● **WHAT YOU HAVE TO DO**:
Below is some material; set it all down exactly, apart from the pictures.

(Records)
+++++
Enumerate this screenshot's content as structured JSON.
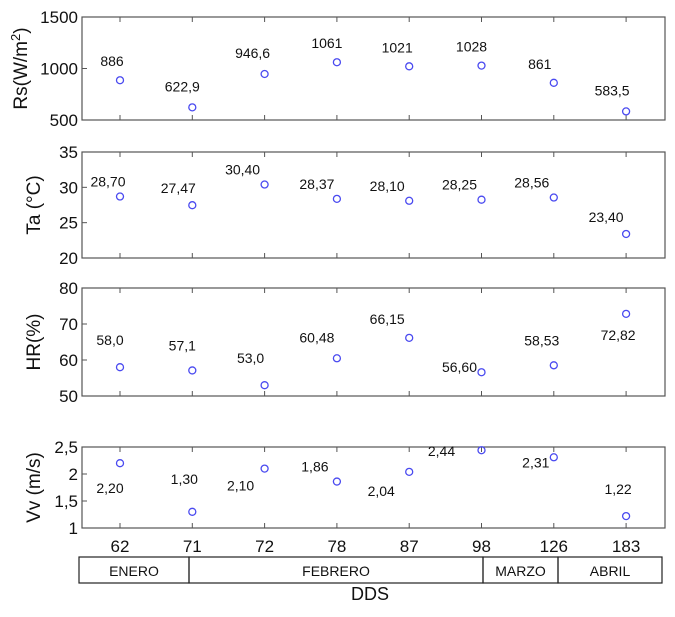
{
  "chart_data": [
    {
      "type": "scatter",
      "ylabel": "Rs(W/m²)",
      "ylabel_base": "Rs(W/m",
      "ylabel_sup": "2",
      "ylabel_end": ")",
      "ylim": [
        500,
        1500
      ],
      "yticks": [
        "500",
        "1000",
        "1500"
      ],
      "ytick_values": [
        500,
        1000,
        1500
      ],
      "categories": [
        "62",
        "71",
        "72",
        "78",
        "87",
        "98",
        "126",
        "183"
      ],
      "values": [
        886,
        622.9,
        946.6,
        1061,
        1021,
        1028,
        861,
        583.5
      ],
      "labels": [
        "886",
        "622,9",
        "946,6",
        "1061",
        "1021",
        "1028",
        "861",
        "583,5"
      ]
    },
    {
      "type": "scatter",
      "ylabel": "Ta (°C)",
      "ylim": [
        20,
        35
      ],
      "yticks": [
        "20",
        "25",
        "30",
        "35"
      ],
      "ytick_values": [
        20,
        25,
        30,
        35
      ],
      "categories": [
        "62",
        "71",
        "72",
        "78",
        "87",
        "98",
        "126",
        "183"
      ],
      "values": [
        28.7,
        27.47,
        30.4,
        28.37,
        28.1,
        28.25,
        28.56,
        23.4
      ],
      "labels": [
        "28,70",
        "27,47",
        "30,40",
        "28,37",
        "28,10",
        "28,25",
        "28,56",
        "23,40"
      ]
    },
    {
      "type": "scatter",
      "ylabel": "HR(%)",
      "ylim": [
        50,
        80
      ],
      "yticks": [
        "50",
        "60",
        "70",
        "80"
      ],
      "ytick_values": [
        50,
        60,
        70,
        80
      ],
      "categories": [
        "62",
        "71",
        "72",
        "78",
        "87",
        "98",
        "126",
        "183"
      ],
      "values": [
        58.0,
        57.1,
        53.0,
        60.48,
        66.15,
        56.6,
        58.53,
        72.82
      ],
      "labels": [
        "58,0",
        "57,1",
        "53,0",
        "60,48",
        "66,15",
        "56,60",
        "58,53",
        "72,82"
      ]
    },
    {
      "type": "scatter",
      "ylabel": "Vv (m/s)",
      "ylim": [
        1,
        2.5
      ],
      "yticks": [
        "1",
        "1,5",
        "2",
        "2,5"
      ],
      "ytick_values": [
        1,
        1.5,
        2,
        2.5
      ],
      "categories": [
        "62",
        "71",
        "72",
        "78",
        "87",
        "98",
        "126",
        "183"
      ],
      "values": [
        2.2,
        1.3,
        2.1,
        1.86,
        2.04,
        2.44,
        2.31,
        1.22
      ],
      "labels": [
        "2,20",
        "1,30",
        "2,10",
        "1,86",
        "2,04",
        "2,44",
        "2,31",
        "1,22"
      ]
    }
  ],
  "xlabel": "DDS",
  "xticks": [
    "62",
    "71",
    "72",
    "78",
    "87",
    "98",
    "126",
    "183"
  ],
  "months": [
    {
      "label": "ENERO",
      "span": [
        0,
        1
      ]
    },
    {
      "label": "FEBRERO",
      "span": [
        1,
        5
      ]
    },
    {
      "label": "MARZO",
      "span": [
        5,
        6
      ]
    },
    {
      "label": "ABRIL",
      "span": [
        6,
        8
      ]
    }
  ],
  "marker_color": "#4a4af0"
}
+++++
● **SOLUTION TO THE PROBLEM**:
Enumerate this screenshot's content as structured JSON.
{
  "chart_data": [
    {
      "type": "scatter",
      "ylabel": "Rs(W/m²)",
      "ylabel_base": "Rs(W/m",
      "ylabel_sup": "2",
      "ylabel_end": ")",
      "ylim": [
        500,
        1500
      ],
      "yticks": [
        "500",
        "1000",
        "1500"
      ],
      "ytick_values": [
        500,
        1000,
        1500
      ],
      "categories": [
        "62",
        "71",
        "72",
        "78",
        "87",
        "98",
        "126",
        "183"
      ],
      "values": [
        886,
        622.9,
        946.6,
        1061,
        1021,
        1028,
        861,
        583.5
      ],
      "labels": [
        "886",
        "622,9",
        "946,6",
        "1061",
        "1021",
        "1028",
        "861",
        "583,5"
      ]
    },
    {
      "type": "scatter",
      "ylabel": "Ta (°C)",
      "ylim": [
        20,
        35
      ],
      "yticks": [
        "20",
        "25",
        "30",
        "35"
      ],
      "ytick_values": [
        20,
        25,
        30,
        35
      ],
      "categories": [
        "62",
        "71",
        "72",
        "78",
        "87",
        "98",
        "126",
        "183"
      ],
      "values": [
        28.7,
        27.47,
        30.4,
        28.37,
        28.1,
        28.25,
        28.56,
        23.4
      ],
      "labels": [
        "28,70",
        "27,47",
        "30,40",
        "28,37",
        "28,10",
        "28,25",
        "28,56",
        "23,40"
      ]
    },
    {
      "type": "scatter",
      "ylabel": "HR(%)",
      "ylim": [
        50,
        80
      ],
      "yticks": [
        "50",
        "60",
        "70",
        "80"
      ],
      "ytick_values": [
        50,
        60,
        70,
        80
      ],
      "categories": [
        "62",
        "71",
        "72",
        "78",
        "87",
        "98",
        "126",
        "183"
      ],
      "values": [
        58.0,
        57.1,
        53.0,
        60.48,
        66.15,
        56.6,
        58.53,
        72.82
      ],
      "labels": [
        "58,0",
        "57,1",
        "53,0",
        "60,48",
        "66,15",
        "56,60",
        "58,53",
        "72,82"
      ]
    },
    {
      "type": "scatter",
      "ylabel": "Vv (m/s)",
      "ylim": [
        1,
        2.5
      ],
      "yticks": [
        "1",
        "1,5",
        "2",
        "2,5"
      ],
      "ytick_values": [
        1,
        1.5,
        2,
        2.5
      ],
      "categories": [
        "62",
        "71",
        "72",
        "78",
        "87",
        "98",
        "126",
        "183"
      ],
      "values": [
        2.2,
        1.3,
        2.1,
        1.86,
        2.04,
        2.44,
        2.31,
        1.22
      ],
      "labels": [
        "2,20",
        "1,30",
        "2,10",
        "1,86",
        "2,04",
        "2,44",
        "2,31",
        "1,22"
      ]
    }
  ],
  "xlabel": "DDS",
  "xticks": [
    "62",
    "71",
    "72",
    "78",
    "87",
    "98",
    "126",
    "183"
  ],
  "months": [
    {
      "label": "ENERO",
      "span": [
        0,
        1
      ]
    },
    {
      "label": "FEBRERO",
      "span": [
        1,
        5
      ]
    },
    {
      "label": "MARZO",
      "span": [
        5,
        6
      ]
    },
    {
      "label": "ABRIL",
      "span": [
        6,
        8
      ]
    }
  ],
  "marker_color": "#4a4af0"
}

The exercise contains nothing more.